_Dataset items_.
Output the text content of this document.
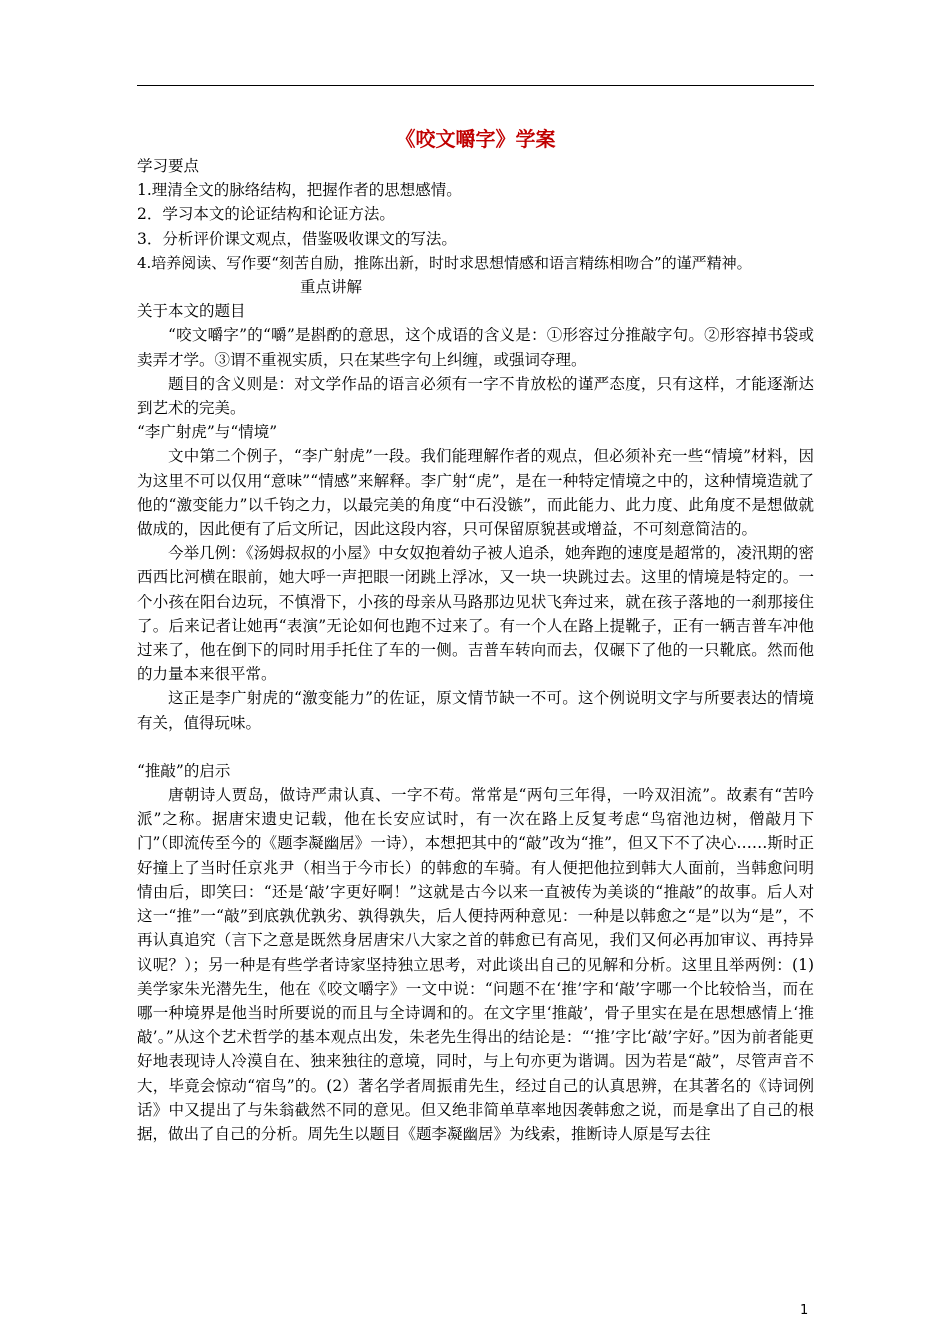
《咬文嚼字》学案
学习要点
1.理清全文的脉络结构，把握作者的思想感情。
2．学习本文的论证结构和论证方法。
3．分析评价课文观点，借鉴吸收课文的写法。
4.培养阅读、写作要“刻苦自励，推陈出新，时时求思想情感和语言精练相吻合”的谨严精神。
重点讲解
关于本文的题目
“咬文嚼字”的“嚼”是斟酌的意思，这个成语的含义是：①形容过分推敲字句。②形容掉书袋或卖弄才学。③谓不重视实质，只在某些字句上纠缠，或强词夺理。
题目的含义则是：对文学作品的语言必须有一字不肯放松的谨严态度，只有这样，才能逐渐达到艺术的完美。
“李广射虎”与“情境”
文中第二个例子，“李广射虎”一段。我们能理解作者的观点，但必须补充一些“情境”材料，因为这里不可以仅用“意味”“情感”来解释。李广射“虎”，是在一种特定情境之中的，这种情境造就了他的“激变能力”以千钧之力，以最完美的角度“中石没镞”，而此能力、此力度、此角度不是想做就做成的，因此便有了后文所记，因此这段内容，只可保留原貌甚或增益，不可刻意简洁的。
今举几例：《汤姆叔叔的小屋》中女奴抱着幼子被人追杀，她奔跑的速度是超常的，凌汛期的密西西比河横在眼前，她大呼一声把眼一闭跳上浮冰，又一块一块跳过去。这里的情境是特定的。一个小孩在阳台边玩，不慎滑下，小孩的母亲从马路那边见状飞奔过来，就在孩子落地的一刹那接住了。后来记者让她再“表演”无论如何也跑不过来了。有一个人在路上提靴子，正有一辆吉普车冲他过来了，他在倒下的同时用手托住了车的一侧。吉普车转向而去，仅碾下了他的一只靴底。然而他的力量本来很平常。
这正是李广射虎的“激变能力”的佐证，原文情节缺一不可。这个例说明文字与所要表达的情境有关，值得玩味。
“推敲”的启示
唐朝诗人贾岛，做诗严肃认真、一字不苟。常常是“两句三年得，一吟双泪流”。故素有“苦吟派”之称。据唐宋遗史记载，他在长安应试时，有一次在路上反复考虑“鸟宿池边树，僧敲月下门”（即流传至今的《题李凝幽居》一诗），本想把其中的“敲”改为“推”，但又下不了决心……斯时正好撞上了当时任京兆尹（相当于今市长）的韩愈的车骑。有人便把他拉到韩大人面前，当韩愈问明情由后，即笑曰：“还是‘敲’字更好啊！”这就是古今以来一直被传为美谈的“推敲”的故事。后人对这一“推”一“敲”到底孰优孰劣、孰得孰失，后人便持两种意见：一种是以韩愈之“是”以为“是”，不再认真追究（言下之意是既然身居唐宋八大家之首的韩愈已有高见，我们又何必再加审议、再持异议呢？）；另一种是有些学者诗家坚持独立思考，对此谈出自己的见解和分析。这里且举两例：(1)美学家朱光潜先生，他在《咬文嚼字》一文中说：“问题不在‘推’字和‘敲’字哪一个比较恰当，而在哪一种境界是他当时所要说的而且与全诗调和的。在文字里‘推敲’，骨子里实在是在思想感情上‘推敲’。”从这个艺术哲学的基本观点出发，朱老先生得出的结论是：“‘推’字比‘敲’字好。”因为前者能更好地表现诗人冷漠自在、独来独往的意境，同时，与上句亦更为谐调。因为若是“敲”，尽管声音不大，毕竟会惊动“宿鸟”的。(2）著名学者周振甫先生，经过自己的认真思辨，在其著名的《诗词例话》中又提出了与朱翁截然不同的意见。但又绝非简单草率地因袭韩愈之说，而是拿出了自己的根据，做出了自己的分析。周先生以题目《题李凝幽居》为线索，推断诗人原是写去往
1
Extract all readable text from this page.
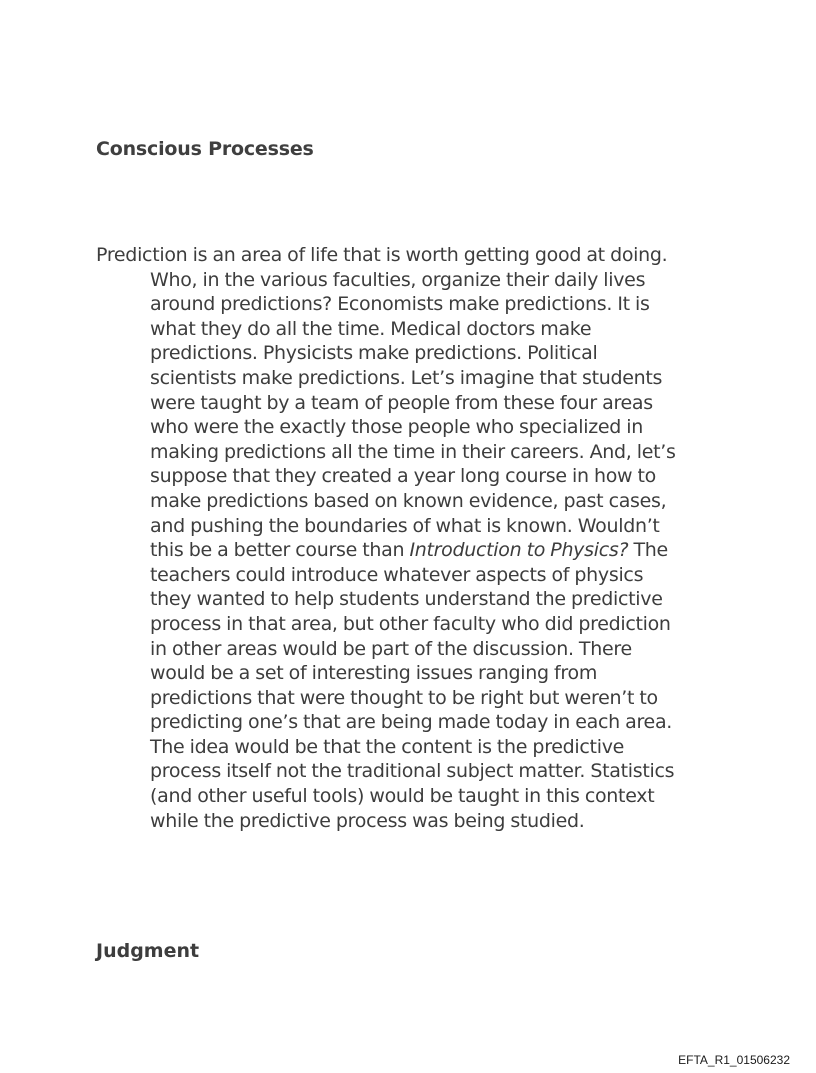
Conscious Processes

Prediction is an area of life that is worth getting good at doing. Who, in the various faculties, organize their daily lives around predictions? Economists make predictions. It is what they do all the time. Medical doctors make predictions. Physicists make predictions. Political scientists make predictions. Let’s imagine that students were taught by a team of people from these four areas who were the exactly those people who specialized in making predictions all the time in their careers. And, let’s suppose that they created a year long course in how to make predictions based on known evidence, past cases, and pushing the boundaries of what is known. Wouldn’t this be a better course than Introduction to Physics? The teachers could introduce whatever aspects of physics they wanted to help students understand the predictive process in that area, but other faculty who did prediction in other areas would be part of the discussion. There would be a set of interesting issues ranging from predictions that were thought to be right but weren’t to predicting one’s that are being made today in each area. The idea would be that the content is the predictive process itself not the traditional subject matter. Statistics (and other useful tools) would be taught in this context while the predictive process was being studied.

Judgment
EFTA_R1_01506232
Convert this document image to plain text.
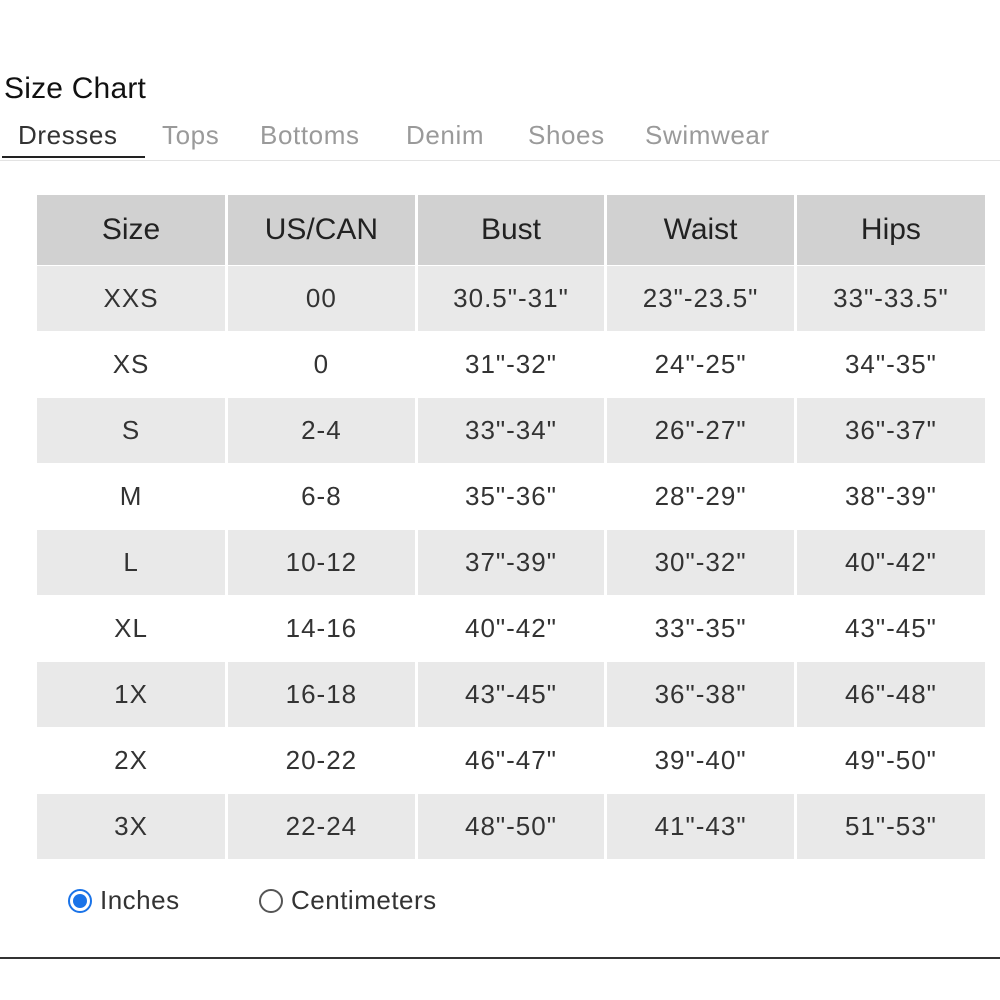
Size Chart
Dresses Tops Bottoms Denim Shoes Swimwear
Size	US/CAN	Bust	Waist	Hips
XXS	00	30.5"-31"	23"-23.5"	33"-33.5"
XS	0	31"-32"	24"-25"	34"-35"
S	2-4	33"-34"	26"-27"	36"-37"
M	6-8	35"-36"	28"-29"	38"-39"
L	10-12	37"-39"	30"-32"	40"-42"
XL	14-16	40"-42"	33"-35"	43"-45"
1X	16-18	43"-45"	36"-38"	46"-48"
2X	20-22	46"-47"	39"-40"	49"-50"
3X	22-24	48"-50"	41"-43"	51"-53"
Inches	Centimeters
...
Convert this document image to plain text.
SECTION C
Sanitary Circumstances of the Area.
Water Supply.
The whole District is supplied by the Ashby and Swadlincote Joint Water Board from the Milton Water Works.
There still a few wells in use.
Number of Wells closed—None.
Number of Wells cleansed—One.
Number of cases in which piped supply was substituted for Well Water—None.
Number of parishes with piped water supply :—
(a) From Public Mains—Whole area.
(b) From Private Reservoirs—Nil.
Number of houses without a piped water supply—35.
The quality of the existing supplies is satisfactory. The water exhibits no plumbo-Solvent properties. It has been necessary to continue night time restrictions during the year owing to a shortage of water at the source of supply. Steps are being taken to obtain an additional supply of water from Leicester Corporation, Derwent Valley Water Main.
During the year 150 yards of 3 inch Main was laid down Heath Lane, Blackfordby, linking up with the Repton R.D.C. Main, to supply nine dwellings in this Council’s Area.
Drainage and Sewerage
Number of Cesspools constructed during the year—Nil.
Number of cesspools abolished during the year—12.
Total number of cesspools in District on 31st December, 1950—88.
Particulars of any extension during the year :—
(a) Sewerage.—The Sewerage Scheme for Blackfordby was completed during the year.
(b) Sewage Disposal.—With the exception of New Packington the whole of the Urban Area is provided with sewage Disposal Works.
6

_WHAT TO PRODUCE_. Go through the listing above and work out how many lines contain the string "District". Reply with the number alone.

_SOLUTION TO THIS TASK_. 2